* **STATED PROBLEM**:
Your task is to write out the lines from the line containing "Output the text content of this document." through the last line of the material, exactly.

* Start DATA SUPPLIED *

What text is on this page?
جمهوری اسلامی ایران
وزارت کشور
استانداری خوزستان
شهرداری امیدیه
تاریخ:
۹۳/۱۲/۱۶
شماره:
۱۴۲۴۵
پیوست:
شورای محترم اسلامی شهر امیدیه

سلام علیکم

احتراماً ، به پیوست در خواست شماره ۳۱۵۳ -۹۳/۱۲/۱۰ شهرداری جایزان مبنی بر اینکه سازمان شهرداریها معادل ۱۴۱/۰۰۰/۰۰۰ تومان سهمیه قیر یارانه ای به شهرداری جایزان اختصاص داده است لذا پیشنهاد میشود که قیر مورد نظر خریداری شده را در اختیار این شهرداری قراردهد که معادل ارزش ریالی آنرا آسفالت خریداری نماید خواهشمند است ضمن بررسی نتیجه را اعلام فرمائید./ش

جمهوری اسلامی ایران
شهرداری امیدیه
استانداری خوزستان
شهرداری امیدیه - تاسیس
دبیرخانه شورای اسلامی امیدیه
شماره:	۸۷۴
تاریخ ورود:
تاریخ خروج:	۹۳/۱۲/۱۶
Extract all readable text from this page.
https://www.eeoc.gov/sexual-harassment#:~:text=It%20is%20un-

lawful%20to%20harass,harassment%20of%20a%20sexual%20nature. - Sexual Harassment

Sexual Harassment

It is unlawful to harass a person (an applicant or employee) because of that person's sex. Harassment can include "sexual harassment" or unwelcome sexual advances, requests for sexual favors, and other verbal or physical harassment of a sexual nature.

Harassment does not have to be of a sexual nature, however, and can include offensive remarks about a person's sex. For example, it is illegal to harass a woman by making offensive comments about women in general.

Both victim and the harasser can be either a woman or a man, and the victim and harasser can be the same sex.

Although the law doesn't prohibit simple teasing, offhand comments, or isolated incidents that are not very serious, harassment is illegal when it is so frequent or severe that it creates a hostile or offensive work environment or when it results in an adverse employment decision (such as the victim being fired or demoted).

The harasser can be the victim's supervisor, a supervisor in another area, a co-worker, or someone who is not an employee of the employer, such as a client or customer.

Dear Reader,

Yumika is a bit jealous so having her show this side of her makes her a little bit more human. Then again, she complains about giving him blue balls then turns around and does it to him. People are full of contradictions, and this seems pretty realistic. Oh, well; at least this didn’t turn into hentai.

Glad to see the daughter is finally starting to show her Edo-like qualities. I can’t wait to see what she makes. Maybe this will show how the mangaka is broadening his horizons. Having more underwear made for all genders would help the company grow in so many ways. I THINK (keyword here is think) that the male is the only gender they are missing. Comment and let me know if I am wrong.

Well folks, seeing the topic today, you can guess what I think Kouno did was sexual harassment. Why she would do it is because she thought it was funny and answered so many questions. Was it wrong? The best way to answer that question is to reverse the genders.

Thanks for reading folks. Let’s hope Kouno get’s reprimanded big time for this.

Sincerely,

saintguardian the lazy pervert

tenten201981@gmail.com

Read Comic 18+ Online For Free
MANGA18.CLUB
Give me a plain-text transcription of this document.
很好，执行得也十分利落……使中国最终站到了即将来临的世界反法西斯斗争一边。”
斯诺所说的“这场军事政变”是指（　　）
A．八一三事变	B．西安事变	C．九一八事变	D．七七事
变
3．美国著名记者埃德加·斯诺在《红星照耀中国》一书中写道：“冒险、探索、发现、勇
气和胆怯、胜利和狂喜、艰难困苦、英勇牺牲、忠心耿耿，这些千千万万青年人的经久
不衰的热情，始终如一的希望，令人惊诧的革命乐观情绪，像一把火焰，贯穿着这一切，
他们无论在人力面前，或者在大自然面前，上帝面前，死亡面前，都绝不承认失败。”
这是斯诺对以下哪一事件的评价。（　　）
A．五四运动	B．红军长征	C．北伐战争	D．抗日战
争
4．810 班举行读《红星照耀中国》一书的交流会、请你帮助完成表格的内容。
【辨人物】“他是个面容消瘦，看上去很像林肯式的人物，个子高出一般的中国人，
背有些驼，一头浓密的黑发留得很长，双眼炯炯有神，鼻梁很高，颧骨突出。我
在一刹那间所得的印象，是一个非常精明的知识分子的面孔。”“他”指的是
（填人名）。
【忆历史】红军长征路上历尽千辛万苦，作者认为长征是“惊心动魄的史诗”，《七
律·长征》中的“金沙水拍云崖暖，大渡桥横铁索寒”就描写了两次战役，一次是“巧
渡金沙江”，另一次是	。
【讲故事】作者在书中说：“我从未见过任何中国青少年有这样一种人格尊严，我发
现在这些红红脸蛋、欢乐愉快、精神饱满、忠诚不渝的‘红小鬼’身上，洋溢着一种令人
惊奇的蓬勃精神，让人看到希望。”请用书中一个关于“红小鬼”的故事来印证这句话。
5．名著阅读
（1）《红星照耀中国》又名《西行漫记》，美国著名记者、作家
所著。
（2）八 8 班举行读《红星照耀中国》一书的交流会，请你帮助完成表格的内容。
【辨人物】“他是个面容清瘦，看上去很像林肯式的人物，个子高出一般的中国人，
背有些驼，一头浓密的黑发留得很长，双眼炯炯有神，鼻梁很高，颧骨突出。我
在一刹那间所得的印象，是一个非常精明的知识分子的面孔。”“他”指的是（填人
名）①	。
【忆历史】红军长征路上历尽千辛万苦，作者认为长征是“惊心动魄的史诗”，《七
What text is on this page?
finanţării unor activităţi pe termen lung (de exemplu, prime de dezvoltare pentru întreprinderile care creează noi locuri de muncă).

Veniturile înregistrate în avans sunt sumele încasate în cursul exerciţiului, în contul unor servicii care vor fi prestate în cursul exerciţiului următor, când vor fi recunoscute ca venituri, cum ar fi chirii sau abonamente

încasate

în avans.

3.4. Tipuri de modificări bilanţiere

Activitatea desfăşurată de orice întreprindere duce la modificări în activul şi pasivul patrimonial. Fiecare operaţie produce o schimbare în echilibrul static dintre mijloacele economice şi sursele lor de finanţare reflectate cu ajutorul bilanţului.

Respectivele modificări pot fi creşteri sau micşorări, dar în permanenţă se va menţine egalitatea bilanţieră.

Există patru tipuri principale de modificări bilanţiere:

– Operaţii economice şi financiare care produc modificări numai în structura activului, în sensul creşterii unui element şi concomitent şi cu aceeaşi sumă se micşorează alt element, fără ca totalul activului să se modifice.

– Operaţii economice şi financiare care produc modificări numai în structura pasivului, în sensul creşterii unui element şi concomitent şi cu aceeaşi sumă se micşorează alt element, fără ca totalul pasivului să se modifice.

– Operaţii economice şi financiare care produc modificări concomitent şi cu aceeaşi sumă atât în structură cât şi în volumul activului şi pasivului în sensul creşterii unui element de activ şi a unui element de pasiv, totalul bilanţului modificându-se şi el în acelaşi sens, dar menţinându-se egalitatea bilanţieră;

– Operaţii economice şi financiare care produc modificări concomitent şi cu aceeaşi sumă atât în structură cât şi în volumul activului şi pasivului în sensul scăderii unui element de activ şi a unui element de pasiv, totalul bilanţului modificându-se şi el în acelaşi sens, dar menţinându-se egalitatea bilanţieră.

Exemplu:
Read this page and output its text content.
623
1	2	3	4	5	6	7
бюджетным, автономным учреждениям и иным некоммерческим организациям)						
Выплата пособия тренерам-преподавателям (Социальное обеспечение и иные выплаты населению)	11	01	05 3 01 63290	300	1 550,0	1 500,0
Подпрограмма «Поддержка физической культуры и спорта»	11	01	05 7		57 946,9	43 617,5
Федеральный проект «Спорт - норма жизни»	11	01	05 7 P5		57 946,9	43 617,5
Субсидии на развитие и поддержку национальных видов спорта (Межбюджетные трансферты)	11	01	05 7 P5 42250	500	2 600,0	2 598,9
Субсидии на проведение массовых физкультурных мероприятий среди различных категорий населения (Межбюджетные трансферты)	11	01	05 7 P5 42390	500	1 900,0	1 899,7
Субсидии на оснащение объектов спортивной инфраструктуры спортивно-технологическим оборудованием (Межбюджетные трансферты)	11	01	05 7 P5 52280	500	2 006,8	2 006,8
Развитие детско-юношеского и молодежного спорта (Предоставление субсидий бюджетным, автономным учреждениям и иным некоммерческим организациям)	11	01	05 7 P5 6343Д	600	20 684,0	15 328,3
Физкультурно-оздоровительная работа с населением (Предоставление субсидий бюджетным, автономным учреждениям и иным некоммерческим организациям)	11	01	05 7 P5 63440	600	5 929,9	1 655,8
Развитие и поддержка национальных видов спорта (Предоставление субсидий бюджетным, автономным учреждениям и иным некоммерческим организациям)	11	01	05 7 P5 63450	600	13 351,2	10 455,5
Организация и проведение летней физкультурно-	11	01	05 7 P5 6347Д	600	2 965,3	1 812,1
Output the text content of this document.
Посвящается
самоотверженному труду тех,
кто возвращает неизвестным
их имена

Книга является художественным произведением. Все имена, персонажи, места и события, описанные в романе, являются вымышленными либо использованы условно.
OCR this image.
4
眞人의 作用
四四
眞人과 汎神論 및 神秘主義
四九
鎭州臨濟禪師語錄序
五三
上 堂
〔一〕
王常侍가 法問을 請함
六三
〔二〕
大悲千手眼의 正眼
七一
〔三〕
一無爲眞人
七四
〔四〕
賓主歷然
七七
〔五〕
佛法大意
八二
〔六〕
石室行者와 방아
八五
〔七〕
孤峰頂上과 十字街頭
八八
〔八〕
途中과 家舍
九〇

* End DATA SUPPLIED *

* **ANSWER IN FULL**:
Output the text content of this document.
Посвящается
самоотверженному труду тех,
кто возвращает неизвестным
их имена

Книга является художественным произведением. Все имена, персонажи, места и события, описанные в романе, являются вымышленными либо использованы условно.
OCR this image.
4
眞人의 作用
四四
眞人과 汎神論 및 神秘主義
四九
鎭州臨濟禪師語錄序
五三
上 堂
〔一〕
王常侍가 法問을 請함
六三
〔二〕
大悲千手眼의 正眼
七一
〔三〕
一無爲眞人
七四
〔四〕
賓主歷然
七七
〔五〕
佛法大意
八二
〔六〕
石室行者와 방아
八五
〔七〕
孤峰頂上과 十字街頭
八八
〔八〕
途中과 家舍
九〇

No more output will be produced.